++++ GEGEVEN TEKST ++++
De gemeente kan geen rol spelen in deze schuldsanering. Ook voor het African
Festival Delft is nader overleg van de portefeuillehouder met de
Evenementencommissie gewenst.
Voorstel:
Aan
u wordt voorgesteld:
1.
Kennis te nemen van de resultaten van de publieksonderzoeken van het
African Festival Delft 2002 en Westerpop 2002.
2.
In te stemmen met deze nota en deze met beide onderzoeksrapporten door
te sturen aan de raad.
3.
De portefeuillehouder te verzoeken nader te overleggen met de Evenementencommissie
over de benoeming van een of meer evenementen voor de B-status.
4.
Het vakteam CKE opdracht te geven zo spoedig mogelijk nadere voorstellen
vanuit deze nota uit te werken.
Bijlagen:
1. Westerpop
2002, een publieksonderzoek onder de bezoekers van Westerpop. Gemeente Delft,
oktober 2002.
2. Het
African Festival geëvalueerd, een publieksonderzoek onder de bezoekers van het
AFD. Gemeente Delft oktober 2002.
3. Adviezen
Evenementencommissie Delft, d.d. 4 november 2002.
++++ VERMELDE GEGEVENS ++++
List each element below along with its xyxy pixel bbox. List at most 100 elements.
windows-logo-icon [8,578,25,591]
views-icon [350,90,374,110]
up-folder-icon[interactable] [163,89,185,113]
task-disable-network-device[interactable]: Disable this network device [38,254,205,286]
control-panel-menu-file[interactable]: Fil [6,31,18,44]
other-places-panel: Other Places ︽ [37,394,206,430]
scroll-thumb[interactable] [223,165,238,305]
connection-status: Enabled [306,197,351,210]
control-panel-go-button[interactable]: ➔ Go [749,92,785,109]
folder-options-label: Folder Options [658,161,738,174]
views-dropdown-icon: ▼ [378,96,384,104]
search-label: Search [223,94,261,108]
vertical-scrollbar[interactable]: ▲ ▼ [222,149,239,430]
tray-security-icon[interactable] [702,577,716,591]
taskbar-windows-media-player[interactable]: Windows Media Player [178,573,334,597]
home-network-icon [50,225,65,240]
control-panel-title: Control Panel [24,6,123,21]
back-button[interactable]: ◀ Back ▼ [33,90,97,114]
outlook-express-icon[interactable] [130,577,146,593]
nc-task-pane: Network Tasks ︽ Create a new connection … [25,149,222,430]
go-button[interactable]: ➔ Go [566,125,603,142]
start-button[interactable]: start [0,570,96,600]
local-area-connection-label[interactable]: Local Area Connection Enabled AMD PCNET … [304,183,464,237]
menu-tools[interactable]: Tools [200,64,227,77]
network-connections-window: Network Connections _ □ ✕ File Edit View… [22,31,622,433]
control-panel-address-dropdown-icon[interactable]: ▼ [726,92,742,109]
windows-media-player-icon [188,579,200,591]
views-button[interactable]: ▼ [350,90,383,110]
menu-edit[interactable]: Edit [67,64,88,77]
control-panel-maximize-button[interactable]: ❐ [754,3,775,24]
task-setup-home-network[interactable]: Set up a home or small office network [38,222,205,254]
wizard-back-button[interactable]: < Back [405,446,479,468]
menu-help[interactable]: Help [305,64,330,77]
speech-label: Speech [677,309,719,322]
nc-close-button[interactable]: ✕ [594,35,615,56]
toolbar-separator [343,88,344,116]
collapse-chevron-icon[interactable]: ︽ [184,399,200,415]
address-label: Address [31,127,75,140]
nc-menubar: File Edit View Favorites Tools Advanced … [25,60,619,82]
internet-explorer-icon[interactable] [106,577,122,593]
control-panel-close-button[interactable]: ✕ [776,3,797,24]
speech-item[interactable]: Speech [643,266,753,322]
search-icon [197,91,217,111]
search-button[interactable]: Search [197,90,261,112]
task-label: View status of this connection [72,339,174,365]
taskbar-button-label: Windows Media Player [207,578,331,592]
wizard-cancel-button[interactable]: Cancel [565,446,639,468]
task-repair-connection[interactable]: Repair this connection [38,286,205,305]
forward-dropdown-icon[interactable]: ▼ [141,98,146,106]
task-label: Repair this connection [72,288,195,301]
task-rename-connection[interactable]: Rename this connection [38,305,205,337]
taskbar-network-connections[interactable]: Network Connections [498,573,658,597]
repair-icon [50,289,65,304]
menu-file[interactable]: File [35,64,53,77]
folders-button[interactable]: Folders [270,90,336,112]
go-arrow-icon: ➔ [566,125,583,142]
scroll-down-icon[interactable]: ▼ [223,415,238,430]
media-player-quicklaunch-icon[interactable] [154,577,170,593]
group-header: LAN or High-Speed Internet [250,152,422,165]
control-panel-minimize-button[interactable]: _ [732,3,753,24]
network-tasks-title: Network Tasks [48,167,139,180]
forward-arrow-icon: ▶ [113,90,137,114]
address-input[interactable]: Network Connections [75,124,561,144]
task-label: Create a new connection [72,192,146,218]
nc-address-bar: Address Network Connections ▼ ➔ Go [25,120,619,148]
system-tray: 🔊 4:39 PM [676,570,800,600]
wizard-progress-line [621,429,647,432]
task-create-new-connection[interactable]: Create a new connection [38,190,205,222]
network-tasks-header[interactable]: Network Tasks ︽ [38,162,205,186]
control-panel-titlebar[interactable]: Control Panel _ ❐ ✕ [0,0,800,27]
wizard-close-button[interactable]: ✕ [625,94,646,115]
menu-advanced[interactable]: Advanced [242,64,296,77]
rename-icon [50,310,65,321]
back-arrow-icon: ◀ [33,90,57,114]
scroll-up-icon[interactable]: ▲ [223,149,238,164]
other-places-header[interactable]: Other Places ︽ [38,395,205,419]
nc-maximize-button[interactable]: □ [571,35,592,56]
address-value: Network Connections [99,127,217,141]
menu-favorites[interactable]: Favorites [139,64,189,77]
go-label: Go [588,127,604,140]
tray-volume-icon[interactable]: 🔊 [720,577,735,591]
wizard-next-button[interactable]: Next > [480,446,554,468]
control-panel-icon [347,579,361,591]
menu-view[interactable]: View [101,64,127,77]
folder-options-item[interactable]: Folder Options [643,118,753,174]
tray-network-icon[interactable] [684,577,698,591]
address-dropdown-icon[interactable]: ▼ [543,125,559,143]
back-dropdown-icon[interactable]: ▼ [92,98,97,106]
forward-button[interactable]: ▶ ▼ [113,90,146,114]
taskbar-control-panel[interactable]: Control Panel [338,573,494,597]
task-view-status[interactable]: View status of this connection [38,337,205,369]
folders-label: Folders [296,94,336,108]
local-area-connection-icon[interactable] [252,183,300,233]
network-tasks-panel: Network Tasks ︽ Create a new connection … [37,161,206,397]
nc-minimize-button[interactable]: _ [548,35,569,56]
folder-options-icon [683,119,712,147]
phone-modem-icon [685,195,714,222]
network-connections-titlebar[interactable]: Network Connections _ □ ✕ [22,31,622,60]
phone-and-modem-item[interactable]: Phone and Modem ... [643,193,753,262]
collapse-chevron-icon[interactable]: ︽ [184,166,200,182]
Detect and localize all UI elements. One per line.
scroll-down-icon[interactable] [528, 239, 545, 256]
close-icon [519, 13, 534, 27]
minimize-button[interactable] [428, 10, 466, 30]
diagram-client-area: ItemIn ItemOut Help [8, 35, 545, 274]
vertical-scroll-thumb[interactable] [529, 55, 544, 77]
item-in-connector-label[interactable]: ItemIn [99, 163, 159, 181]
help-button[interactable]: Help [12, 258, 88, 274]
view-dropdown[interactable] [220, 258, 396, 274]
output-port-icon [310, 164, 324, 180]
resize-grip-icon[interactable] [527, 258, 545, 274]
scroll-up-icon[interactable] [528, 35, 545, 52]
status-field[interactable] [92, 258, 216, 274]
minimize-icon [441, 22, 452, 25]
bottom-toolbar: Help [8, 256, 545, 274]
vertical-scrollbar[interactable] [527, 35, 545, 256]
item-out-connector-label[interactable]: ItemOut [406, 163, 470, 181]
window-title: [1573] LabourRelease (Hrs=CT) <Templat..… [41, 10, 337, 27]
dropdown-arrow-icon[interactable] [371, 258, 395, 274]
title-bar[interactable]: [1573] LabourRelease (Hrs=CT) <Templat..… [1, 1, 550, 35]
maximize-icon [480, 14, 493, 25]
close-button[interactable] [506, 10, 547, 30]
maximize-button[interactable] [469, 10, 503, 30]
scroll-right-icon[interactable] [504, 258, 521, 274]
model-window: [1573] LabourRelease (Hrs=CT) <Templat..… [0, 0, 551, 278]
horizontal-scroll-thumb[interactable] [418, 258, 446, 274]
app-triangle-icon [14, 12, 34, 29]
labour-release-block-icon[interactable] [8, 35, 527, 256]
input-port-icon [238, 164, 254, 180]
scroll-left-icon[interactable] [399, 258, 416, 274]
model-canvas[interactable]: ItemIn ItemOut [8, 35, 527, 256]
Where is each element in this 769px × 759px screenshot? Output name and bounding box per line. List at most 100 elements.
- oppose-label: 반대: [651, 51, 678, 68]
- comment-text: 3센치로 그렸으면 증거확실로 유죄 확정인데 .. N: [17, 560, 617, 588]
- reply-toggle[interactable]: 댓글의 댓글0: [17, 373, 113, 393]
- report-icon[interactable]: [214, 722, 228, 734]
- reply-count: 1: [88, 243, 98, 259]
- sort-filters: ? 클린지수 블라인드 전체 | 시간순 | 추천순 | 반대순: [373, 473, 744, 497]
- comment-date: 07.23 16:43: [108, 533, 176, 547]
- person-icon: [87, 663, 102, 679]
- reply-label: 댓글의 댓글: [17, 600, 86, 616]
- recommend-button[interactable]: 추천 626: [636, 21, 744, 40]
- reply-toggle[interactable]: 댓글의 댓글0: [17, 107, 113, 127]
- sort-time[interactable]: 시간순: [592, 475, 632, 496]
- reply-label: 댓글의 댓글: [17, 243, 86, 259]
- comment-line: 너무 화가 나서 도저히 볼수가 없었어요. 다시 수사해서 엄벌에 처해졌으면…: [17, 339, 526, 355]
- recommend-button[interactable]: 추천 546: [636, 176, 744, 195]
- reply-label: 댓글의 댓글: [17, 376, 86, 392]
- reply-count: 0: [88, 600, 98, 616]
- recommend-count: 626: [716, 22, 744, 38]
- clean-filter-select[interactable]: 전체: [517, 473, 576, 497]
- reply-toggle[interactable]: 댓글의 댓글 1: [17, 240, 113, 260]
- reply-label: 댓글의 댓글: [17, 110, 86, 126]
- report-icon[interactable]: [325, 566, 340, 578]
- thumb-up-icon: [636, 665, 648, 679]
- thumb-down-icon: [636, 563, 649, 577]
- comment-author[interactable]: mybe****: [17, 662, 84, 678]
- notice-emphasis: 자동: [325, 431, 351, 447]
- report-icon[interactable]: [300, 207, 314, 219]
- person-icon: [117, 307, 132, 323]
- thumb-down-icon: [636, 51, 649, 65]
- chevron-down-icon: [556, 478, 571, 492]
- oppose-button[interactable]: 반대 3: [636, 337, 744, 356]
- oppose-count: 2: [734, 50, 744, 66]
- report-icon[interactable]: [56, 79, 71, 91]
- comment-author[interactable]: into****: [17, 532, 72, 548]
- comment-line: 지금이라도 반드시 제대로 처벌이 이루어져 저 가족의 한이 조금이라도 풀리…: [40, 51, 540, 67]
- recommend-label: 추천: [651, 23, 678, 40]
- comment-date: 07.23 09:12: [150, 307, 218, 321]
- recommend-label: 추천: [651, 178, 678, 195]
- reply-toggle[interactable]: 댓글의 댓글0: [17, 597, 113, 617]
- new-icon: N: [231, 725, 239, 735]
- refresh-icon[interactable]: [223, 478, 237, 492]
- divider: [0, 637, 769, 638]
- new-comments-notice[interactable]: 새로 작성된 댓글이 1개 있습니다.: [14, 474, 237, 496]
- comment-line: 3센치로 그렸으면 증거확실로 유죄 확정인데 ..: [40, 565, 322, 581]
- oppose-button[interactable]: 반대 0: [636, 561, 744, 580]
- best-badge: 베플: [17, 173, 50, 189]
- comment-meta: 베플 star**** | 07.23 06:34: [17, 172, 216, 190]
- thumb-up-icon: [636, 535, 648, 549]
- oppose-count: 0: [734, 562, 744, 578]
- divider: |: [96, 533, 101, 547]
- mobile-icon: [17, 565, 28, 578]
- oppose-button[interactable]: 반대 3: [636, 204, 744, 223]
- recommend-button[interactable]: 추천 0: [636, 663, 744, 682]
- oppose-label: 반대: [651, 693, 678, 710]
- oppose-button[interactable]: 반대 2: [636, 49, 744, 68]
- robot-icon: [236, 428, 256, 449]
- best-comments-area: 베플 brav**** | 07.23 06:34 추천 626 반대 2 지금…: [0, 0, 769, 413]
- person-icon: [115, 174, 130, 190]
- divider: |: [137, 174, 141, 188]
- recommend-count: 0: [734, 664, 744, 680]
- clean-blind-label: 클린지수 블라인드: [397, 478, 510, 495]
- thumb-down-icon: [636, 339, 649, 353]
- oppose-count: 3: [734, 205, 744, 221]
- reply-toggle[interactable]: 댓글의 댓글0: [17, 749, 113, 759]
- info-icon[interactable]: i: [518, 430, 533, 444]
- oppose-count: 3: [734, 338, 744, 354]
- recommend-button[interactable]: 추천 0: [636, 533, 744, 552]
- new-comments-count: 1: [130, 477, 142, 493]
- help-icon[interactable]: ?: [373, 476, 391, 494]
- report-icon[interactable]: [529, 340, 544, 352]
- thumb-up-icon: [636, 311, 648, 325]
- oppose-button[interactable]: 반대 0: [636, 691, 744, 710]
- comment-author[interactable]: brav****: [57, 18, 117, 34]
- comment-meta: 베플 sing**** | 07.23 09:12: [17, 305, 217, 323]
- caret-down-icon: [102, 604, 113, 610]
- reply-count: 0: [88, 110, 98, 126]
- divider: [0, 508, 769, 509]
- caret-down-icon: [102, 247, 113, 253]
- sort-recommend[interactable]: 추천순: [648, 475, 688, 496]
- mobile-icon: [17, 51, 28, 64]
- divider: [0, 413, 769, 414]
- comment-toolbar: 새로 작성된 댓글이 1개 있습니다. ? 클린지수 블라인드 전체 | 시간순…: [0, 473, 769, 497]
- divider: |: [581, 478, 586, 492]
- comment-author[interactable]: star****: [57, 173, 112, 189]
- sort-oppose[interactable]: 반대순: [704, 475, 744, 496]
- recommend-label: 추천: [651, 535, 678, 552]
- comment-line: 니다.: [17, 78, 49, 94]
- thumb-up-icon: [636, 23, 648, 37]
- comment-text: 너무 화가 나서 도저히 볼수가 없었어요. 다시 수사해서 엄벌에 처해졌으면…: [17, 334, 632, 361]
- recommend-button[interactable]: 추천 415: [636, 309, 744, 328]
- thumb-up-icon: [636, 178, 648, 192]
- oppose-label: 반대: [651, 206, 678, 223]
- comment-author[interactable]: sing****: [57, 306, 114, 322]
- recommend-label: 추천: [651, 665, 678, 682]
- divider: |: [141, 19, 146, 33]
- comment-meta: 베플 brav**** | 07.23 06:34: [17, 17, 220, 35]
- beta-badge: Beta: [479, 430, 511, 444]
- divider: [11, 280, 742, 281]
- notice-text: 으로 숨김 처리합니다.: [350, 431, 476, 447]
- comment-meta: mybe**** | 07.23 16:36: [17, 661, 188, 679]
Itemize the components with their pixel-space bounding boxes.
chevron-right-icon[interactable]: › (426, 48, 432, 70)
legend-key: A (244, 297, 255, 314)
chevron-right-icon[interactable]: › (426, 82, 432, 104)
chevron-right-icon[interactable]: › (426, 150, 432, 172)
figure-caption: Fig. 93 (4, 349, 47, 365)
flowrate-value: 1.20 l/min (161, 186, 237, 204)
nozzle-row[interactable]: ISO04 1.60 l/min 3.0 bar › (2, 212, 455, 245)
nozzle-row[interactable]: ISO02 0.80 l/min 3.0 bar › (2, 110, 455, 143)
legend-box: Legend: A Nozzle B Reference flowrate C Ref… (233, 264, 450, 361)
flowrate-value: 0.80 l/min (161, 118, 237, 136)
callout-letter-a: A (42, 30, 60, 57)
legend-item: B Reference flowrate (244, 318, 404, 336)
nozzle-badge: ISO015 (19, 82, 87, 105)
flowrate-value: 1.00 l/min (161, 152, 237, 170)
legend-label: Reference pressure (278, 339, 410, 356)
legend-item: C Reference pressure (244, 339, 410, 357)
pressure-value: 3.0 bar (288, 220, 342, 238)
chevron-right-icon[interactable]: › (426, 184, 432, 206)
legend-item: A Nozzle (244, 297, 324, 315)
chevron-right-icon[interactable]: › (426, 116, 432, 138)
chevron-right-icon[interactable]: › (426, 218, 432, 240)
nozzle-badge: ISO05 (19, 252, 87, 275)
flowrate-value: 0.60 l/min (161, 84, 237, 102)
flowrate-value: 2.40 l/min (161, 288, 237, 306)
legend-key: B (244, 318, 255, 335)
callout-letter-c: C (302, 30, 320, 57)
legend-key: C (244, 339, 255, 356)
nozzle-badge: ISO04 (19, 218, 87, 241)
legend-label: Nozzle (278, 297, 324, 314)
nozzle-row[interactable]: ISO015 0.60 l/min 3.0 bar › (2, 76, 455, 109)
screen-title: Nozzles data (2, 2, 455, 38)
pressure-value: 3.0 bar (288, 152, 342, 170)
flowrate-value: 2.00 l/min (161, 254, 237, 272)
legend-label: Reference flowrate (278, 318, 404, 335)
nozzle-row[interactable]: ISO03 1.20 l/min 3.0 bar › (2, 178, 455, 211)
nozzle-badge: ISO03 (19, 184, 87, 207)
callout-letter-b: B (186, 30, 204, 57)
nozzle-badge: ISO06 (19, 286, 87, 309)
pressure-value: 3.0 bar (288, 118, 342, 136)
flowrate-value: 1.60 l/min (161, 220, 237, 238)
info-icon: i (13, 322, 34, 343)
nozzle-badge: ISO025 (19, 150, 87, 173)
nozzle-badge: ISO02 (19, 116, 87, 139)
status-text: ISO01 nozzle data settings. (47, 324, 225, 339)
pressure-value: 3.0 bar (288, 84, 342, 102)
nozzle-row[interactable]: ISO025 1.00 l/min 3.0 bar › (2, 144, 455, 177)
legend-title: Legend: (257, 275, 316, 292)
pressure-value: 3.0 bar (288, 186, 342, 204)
++++
### WAT TE DOEN
• A. Van welke datum zijn volgens de gegeven tekst de adviezen van de Evenementencommissie Delft?
• B. Herhaal letterlijk het stuk van de gegeven tekst van "Kennis te nemen" tot "voor de B-status.".
De lijst komt uit een andere bron dan de gegeven tekst.

### DE ANTWOORDEN
• A. 4 november 2002

• B.
Kennis te nemen van de resultaten van de publieksonderzoeken van het
African Festival Delft 2002 en Westerpop 2002.
2.
In te stemmen met deze nota en deze met beide onderzoeksrapporten door
te sturen aan de raad.
3.
De portefeuillehouder te verzoeken nader te overleggen met de Evenementencommissie
over de benoeming van een of meer evenementen voor de B-status.